### [Information provided]
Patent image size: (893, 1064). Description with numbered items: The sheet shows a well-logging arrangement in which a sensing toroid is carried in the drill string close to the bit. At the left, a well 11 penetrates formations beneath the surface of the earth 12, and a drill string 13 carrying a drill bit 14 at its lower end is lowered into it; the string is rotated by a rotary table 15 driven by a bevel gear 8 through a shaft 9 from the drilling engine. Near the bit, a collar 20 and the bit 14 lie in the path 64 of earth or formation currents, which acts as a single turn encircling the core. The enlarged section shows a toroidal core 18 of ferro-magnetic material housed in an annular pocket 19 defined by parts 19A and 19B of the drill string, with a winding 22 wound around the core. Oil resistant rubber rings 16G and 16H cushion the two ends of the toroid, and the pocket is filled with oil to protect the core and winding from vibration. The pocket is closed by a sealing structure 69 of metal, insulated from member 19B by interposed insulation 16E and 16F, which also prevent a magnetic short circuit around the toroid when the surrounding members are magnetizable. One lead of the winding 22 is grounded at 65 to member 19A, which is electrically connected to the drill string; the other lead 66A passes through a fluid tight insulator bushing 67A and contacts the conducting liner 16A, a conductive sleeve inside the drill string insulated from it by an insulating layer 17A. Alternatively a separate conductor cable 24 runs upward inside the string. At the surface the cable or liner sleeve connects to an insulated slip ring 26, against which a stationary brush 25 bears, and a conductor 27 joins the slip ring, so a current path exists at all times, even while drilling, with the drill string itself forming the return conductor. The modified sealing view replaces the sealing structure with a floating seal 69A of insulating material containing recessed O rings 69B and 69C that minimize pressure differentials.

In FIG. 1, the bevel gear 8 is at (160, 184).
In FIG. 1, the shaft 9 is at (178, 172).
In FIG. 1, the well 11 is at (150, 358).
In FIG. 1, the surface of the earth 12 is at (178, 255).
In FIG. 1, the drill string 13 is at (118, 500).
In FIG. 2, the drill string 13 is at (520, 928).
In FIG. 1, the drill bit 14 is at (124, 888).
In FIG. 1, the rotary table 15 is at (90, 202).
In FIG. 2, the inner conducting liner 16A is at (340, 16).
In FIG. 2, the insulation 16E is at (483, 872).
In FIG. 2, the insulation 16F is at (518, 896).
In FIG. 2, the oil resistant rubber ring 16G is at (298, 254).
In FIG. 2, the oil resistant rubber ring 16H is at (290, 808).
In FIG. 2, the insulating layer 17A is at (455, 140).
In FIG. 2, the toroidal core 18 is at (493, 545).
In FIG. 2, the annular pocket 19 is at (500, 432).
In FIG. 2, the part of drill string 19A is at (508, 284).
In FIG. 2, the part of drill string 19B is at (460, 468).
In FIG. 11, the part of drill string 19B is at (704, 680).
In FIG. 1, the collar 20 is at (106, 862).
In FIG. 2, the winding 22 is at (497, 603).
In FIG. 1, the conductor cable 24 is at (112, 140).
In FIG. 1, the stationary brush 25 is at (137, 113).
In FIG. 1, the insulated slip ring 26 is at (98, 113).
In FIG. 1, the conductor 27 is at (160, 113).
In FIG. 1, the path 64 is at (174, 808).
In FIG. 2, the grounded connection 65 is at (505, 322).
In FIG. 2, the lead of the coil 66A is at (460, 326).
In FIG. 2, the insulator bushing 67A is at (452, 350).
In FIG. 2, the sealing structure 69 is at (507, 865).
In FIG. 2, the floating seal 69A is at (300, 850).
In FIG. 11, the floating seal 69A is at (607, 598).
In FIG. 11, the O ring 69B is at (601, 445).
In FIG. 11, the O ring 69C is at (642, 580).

### [Given problem]
Reproduce all of the lines above, substituting "borehole logging" for "well-logging" and changing nothing else.

### [Solution for this exercise]
Patent image size: (893, 1064). Description with numbered items: The sheet shows a borehole logging arrangement in which a sensing toroid is carried in the drill string close to the bit. At the left, a well 11 penetrates formations beneath the surface of the earth 12, and a drill string 13 carrying a drill bit 14 at its lower end is lowered into it; the string is rotated by a rotary table 15 driven by a bevel gear 8 through a shaft 9 from the drilling engine. Near the bit, a collar 20 and the bit 14 lie in the path 64 of earth or formation currents, which acts as a single turn encircling the core. The enlarged section shows a toroidal core 18 of ferro-magnetic material housed in an annular pocket 19 defined by parts 19A and 19B of the drill string, with a winding 22 wound around the core. Oil resistant rubber rings 16G and 16H cushion the two ends of the toroid, and the pocket is filled with oil to protect the core and winding from vibration. The pocket is closed by a sealing structure 69 of metal, insulated from member 19B by interposed insulation 16E and 16F, which also prevent a magnetic short circuit around the toroid when the surrounding members are magnetizable. One lead of the winding 22 is grounded at 65 to member 19A, which is electrically connected to the drill string; the other lead 66A passes through a fluid tight insulator bushing 67A and contacts the conducting liner 16A, a conductive sleeve inside the drill string insulated from it by an insulating layer 17A. Alternatively a separate conductor cable 24 runs upward inside the string. At the surface the cable or liner sleeve connects to an insulated slip ring 26, against which a stationary brush 25 bears, and a conductor 27 joins the slip ring, so a current path exists at all times, even while drilling, with the drill string itself forming the return conductor. The modified sealing view replaces the sealing structure with a floating seal 69A of insulating material containing recessed O rings 69B and 69C that minimize pressure differentials.

In FIG. 1, the bevel gear 8 is at (160, 184).
In FIG. 1, the shaft 9 is at (178, 172).
In FIG. 1, the well 11 is at (150, 358).
In FIG. 1, the surface of the earth 12 is at (178, 255).
In FIG. 1, the drill string 13 is at (118, 500).
In FIG. 2, the drill string 13 is at (520, 928).
In FIG. 1, the drill bit 14 is at (124, 888).
In FIG. 1, the rotary table 15 is at (90, 202).
In FIG. 2, the inner conducting liner 16A is at (340, 16).
In FIG. 2, the insulation 16E is at (483, 872).
In FIG. 2, the insulation 16F is at (518, 896).
In FIG. 2, the oil resistant rubber ring 16G is at (298, 254).
In FIG. 2, the oil resistant rubber ring 16H is at (290, 808).
In FIG. 2, the insulating layer 17A is at (455, 140).
In FIG. 2, the toroidal core 18 is at (493, 545).
In FIG. 2, the annular pocket 19 is at (500, 432).
In FIG. 2, the part of drill string 19A is at (508, 284).
In FIG. 2, the part of drill string 19B is at (460, 468).
In FIG. 11, the part of drill string 19B is at (704, 680).
In FIG. 1, the collar 20 is at (106, 862).
In FIG. 2, the winding 22 is at (497, 603).
In FIG. 1, the conductor cable 24 is at (112, 140).
In FIG. 1, the stationary brush 25 is at (137, 113).
In FIG. 1, the insulated slip ring 26 is at (98, 113).
In FIG. 1, the conductor 27 is at (160, 113).
In FIG. 1, the path 64 is at (174, 808).
In FIG. 2, the grounded connection 65 is at (505, 322).
In FIG. 2, the lead of the coil 66A is at (460, 326).
In FIG. 2, the insulator bushing 67A is at (452, 350).
In FIG. 2, the sealing structure 69 is at (507, 865).
In FIG. 2, the floating seal 69A is at (300, 850).
In FIG. 11, the floating seal 69A is at (607, 598).
In FIG. 11, the O ring 69B is at (601, 445).
In FIG. 11, the O ring 69C is at (642, 580).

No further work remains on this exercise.